Each entry below should be echoed exactly, with pictures omitted.

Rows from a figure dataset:
-- Start --

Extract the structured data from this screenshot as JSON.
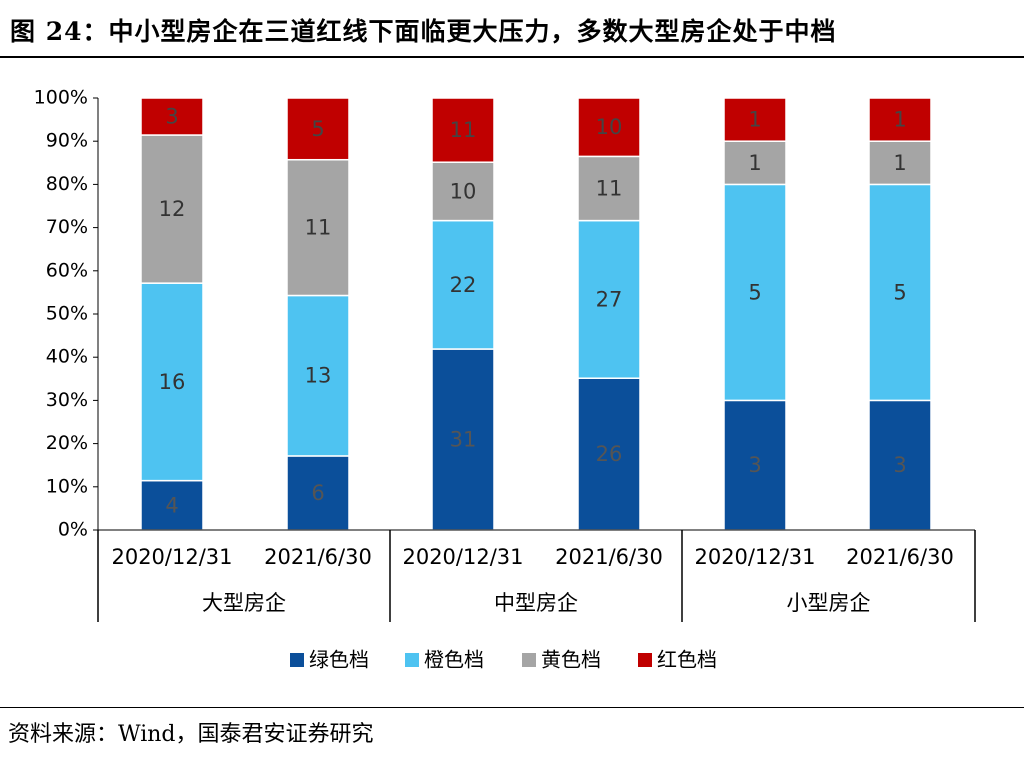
{
  "title": "图 24：中小型房企在三道红线下面临更大压力，多数大型房企处于中档",
  "source": "资料来源：Wind，国泰君安证券研究",
  "colors": {
    "green": "#0b4f9a",
    "orange": "#4ec3f1",
    "yellow": "#a5a5a5",
    "red": "#c00000"
  },
  "chart_data": {
    "type": "bar",
    "stacked": "percent",
    "ylim": [
      0,
      100
    ],
    "yticks": [
      "0%",
      "10%",
      "20%",
      "30%",
      "40%",
      "50%",
      "60%",
      "70%",
      "80%",
      "90%",
      "100%"
    ],
    "groups": [
      "大型房企",
      "中型房企",
      "小型房企"
    ],
    "categories": [
      "2020/12/31",
      "2021/6/30",
      "2020/12/31",
      "2021/6/30",
      "2020/12/31",
      "2021/6/30"
    ],
    "legend_position": "bottom",
    "series": [
      {
        "name": "绿色档",
        "values": [
          4,
          6,
          31,
          26,
          3,
          3
        ]
      },
      {
        "name": "橙色档",
        "values": [
          16,
          13,
          22,
          27,
          5,
          5
        ]
      },
      {
        "name": "黄色档",
        "values": [
          12,
          11,
          10,
          11,
          1,
          1
        ]
      },
      {
        "name": "红色档",
        "values": [
          3,
          5,
          11,
          10,
          1,
          1
        ]
      }
    ]
  }
}
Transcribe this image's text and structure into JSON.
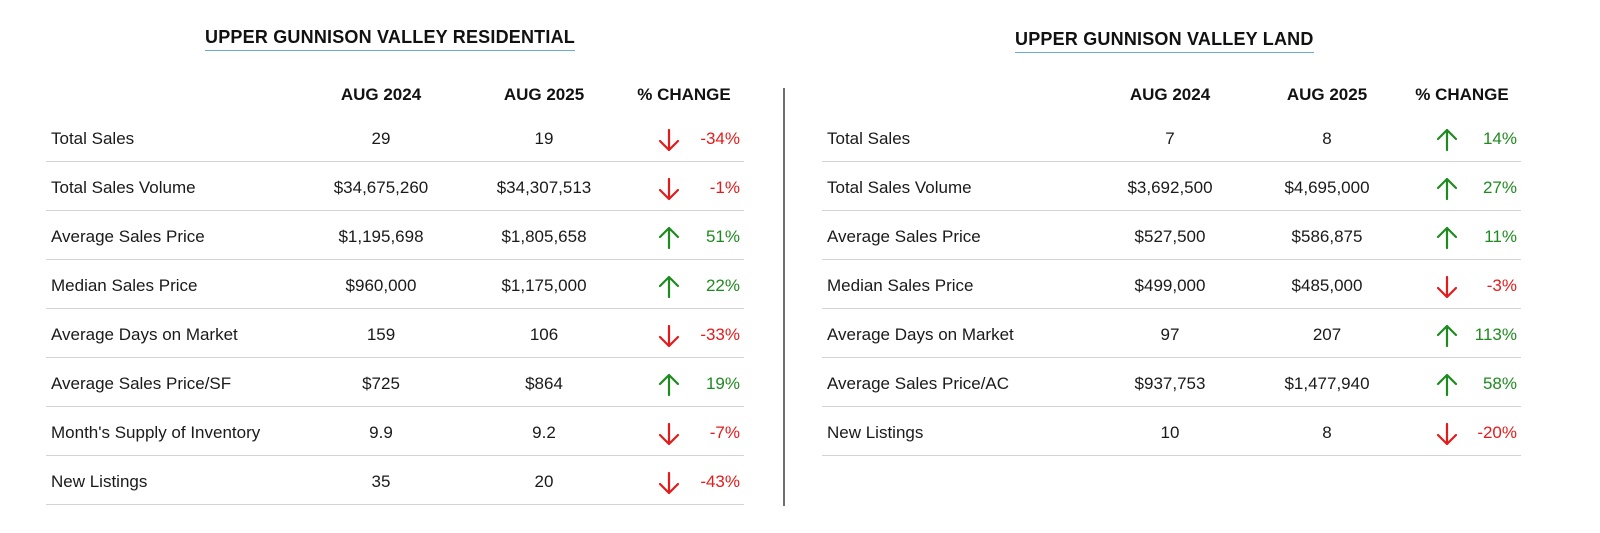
{
  "colors": {
    "up": "#1f8a1f",
    "down": "#e31b1b",
    "title_underline": "#6aa9d8",
    "row_rule": "#d4d4d4",
    "divider": "#6e6e6e"
  },
  "residential": {
    "title": "UPPER GUNNISON VALLEY RESIDENTIAL",
    "headers": {
      "col1": "AUG 2024",
      "col2": "AUG 2025",
      "col3": "% CHANGE"
    },
    "rows": [
      {
        "label": "Total Sales",
        "v1": "29",
        "v2": "19",
        "pct": "-34%",
        "direction": "down",
        "arrow_icon": "arrow-down-icon"
      },
      {
        "label": "Total Sales Volume",
        "v1": "$34,675,260",
        "v2": "$34,307,513",
        "pct": "-1%",
        "direction": "down",
        "arrow_icon": "arrow-down-icon"
      },
      {
        "label": "Average Sales Price",
        "v1": "$1,195,698",
        "v2": "$1,805,658",
        "pct": "51%",
        "direction": "up",
        "arrow_icon": "arrow-up-icon"
      },
      {
        "label": "Median Sales Price",
        "v1": "$960,000",
        "v2": "$1,175,000",
        "pct": "22%",
        "direction": "up",
        "arrow_icon": "arrow-up-icon"
      },
      {
        "label": "Average Days on Market",
        "v1": "159",
        "v2": "106",
        "pct": "-33%",
        "direction": "down",
        "arrow_icon": "arrow-down-icon"
      },
      {
        "label": "Average Sales Price/SF",
        "v1": "$725",
        "v2": "$864",
        "pct": "19%",
        "direction": "up",
        "arrow_icon": "arrow-up-icon"
      },
      {
        "label": "Month's Supply of Inventory",
        "v1": "9.9",
        "v2": "9.2",
        "pct": "-7%",
        "direction": "down",
        "arrow_icon": "arrow-down-icon"
      },
      {
        "label": "New Listings",
        "v1": "35",
        "v2": "20",
        "pct": "-43%",
        "direction": "down",
        "arrow_icon": "arrow-down-icon"
      }
    ]
  },
  "land": {
    "title": "UPPER GUNNISON VALLEY LAND",
    "headers": {
      "col1": "AUG 2024",
      "col2": "AUG 2025",
      "col3": "% CHANGE"
    },
    "rows": [
      {
        "label": "Total Sales",
        "v1": "7",
        "v2": "8",
        "pct": "14%",
        "direction": "up",
        "arrow_icon": "arrow-up-icon"
      },
      {
        "label": "Total Sales Volume",
        "v1": "$3,692,500",
        "v2": "$4,695,000",
        "pct": "27%",
        "direction": "up",
        "arrow_icon": "arrow-up-icon"
      },
      {
        "label": "Average Sales Price",
        "v1": "$527,500",
        "v2": "$586,875",
        "pct": "11%",
        "direction": "up",
        "arrow_icon": "arrow-up-icon"
      },
      {
        "label": "Median Sales Price",
        "v1": "$499,000",
        "v2": "$485,000",
        "pct": "-3%",
        "direction": "down",
        "arrow_icon": "arrow-down-icon"
      },
      {
        "label": "Average Days on Market",
        "v1": "97",
        "v2": "207",
        "pct": "113%",
        "direction": "up",
        "arrow_icon": "arrow-up-icon"
      },
      {
        "label": "Average Sales Price/AC",
        "v1": "$937,753",
        "v2": "$1,477,940",
        "pct": "58%",
        "direction": "up",
        "arrow_icon": "arrow-up-icon"
      },
      {
        "label": "New Listings",
        "v1": "10",
        "v2": "8",
        "pct": "-20%",
        "direction": "down",
        "arrow_icon": "arrow-down-icon"
      }
    ]
  }
}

-- End --

**THE REPLY:**
Extract the structured data from this screenshot as JSON.
{
  "title": "图 24：中小型房企在三道红线下面临更大压力，多数大型房企处于中档",
  "source": "资料来源：Wind，国泰君安证券研究",
  "colors": {
    "green": "#0b4f9a",
    "orange": "#4ec3f1",
    "yellow": "#a5a5a5",
    "red": "#c00000"
  },
  "chart_data": {
    "type": "bar",
    "stacked": "percent",
    "ylim": [
      0,
      100
    ],
    "yticks": [
      "0%",
      "10%",
      "20%",
      "30%",
      "40%",
      "50%",
      "60%",
      "70%",
      "80%",
      "90%",
      "100%"
    ],
    "groups": [
      "大型房企",
      "中型房企",
      "小型房企"
    ],
    "categories": [
      "2020/12/31",
      "2021/6/30",
      "2020/12/31",
      "2021/6/30",
      "2020/12/31",
      "2021/6/30"
    ],
    "legend_position": "bottom",
    "series": [
      {
        "name": "绿色档",
        "values": [
          4,
          6,
          31,
          26,
          3,
          3
        ]
      },
      {
        "name": "橙色档",
        "values": [
          16,
          13,
          22,
          27,
          5,
          5
        ]
      },
      {
        "name": "黄色档",
        "values": [
          12,
          11,
          10,
          11,
          1,
          1
        ]
      },
      {
        "name": "红色档",
        "values": [
          3,
          5,
          11,
          10,
          1,
          1
        ]
      }
    ]
  }
}
Transcribe this image's text and structure into JSON.
{
  "colors": {
    "up": "#1f8a1f",
    "down": "#e31b1b",
    "title_underline": "#6aa9d8",
    "row_rule": "#d4d4d4",
    "divider": "#6e6e6e"
  },
  "residential": {
    "title": "UPPER GUNNISON VALLEY RESIDENTIAL",
    "headers": {
      "col1": "AUG 2024",
      "col2": "AUG 2025",
      "col3": "% CHANGE"
    },
    "rows": [
      {
        "label": "Total Sales",
        "v1": "29",
        "v2": "19",
        "pct": "-34%",
        "direction": "down",
        "arrow_icon": "arrow-down-icon"
      },
      {
        "label": "Total Sales Volume",
        "v1": "$34,675,260",
        "v2": "$34,307,513",
        "pct": "-1%",
        "direction": "down",
        "arrow_icon": "arrow-down-icon"
      },
      {
        "label": "Average Sales Price",
        "v1": "$1,195,698",
        "v2": "$1,805,658",
        "pct": "51%",
        "direction": "up",
        "arrow_icon": "arrow-up-icon"
      },
      {
        "label": "Median Sales Price",
        "v1": "$960,000",
        "v2": "$1,175,000",
        "pct": "22%",
        "direction": "up",
        "arrow_icon": "arrow-up-icon"
      },
      {
        "label": "Average Days on Market",
        "v1": "159",
        "v2": "106",
        "pct": "-33%",
        "direction": "down",
        "arrow_icon": "arrow-down-icon"
      },
      {
        "label": "Average Sales Price/SF",
        "v1": "$725",
        "v2": "$864",
        "pct": "19%",
        "direction": "up",
        "arrow_icon": "arrow-up-icon"
      },
      {
        "label": "Month's Supply of Inventory",
        "v1": "9.9",
        "v2": "9.2",
        "pct": "-7%",
        "direction": "down",
        "arrow_icon": "arrow-down-icon"
      },
      {
        "label": "New Listings",
        "v1": "35",
        "v2": "20",
        "pct": "-43%",
        "direction": "down",
        "arrow_icon": "arrow-down-icon"
      }
    ]
  },
  "land": {
    "title": "UPPER GUNNISON VALLEY LAND",
    "headers": {
      "col1": "AUG 2024",
      "col2": "AUG 2025",
      "col3": "% CHANGE"
    },
    "rows": [
      {
        "label": "Total Sales",
        "v1": "7",
        "v2": "8",
        "pct": "14%",
        "direction": "up",
        "arrow_icon": "arrow-up-icon"
      },
      {
        "label": "Total Sales Volume",
        "v1": "$3,692,500",
        "v2": "$4,695,000",
        "pct": "27%",
        "direction": "up",
        "arrow_icon": "arrow-up-icon"
      },
      {
        "label": "Average Sales Price",
        "v1": "$527,500",
        "v2": "$586,875",
        "pct": "11%",
        "direction": "up",
        "arrow_icon": "arrow-up-icon"
      },
      {
        "label": "Median Sales Price",
        "v1": "$499,000",
        "v2": "$485,000",
        "pct": "-3%",
        "direction": "down",
        "arrow_icon": "arrow-down-icon"
      },
      {
        "label": "Average Days on Market",
        "v1": "97",
        "v2": "207",
        "pct": "113%",
        "direction": "up",
        "arrow_icon": "arrow-up-icon"
      },
      {
        "label": "Average Sales Price/AC",
        "v1": "$937,753",
        "v2": "$1,477,940",
        "pct": "58%",
        "direction": "up",
        "arrow_icon": "arrow-up-icon"
      },
      {
        "label": "New Listings",
        "v1": "10",
        "v2": "8",
        "pct": "-20%",
        "direction": "down",
        "arrow_icon": "arrow-down-icon"
      }
    ]
  }
}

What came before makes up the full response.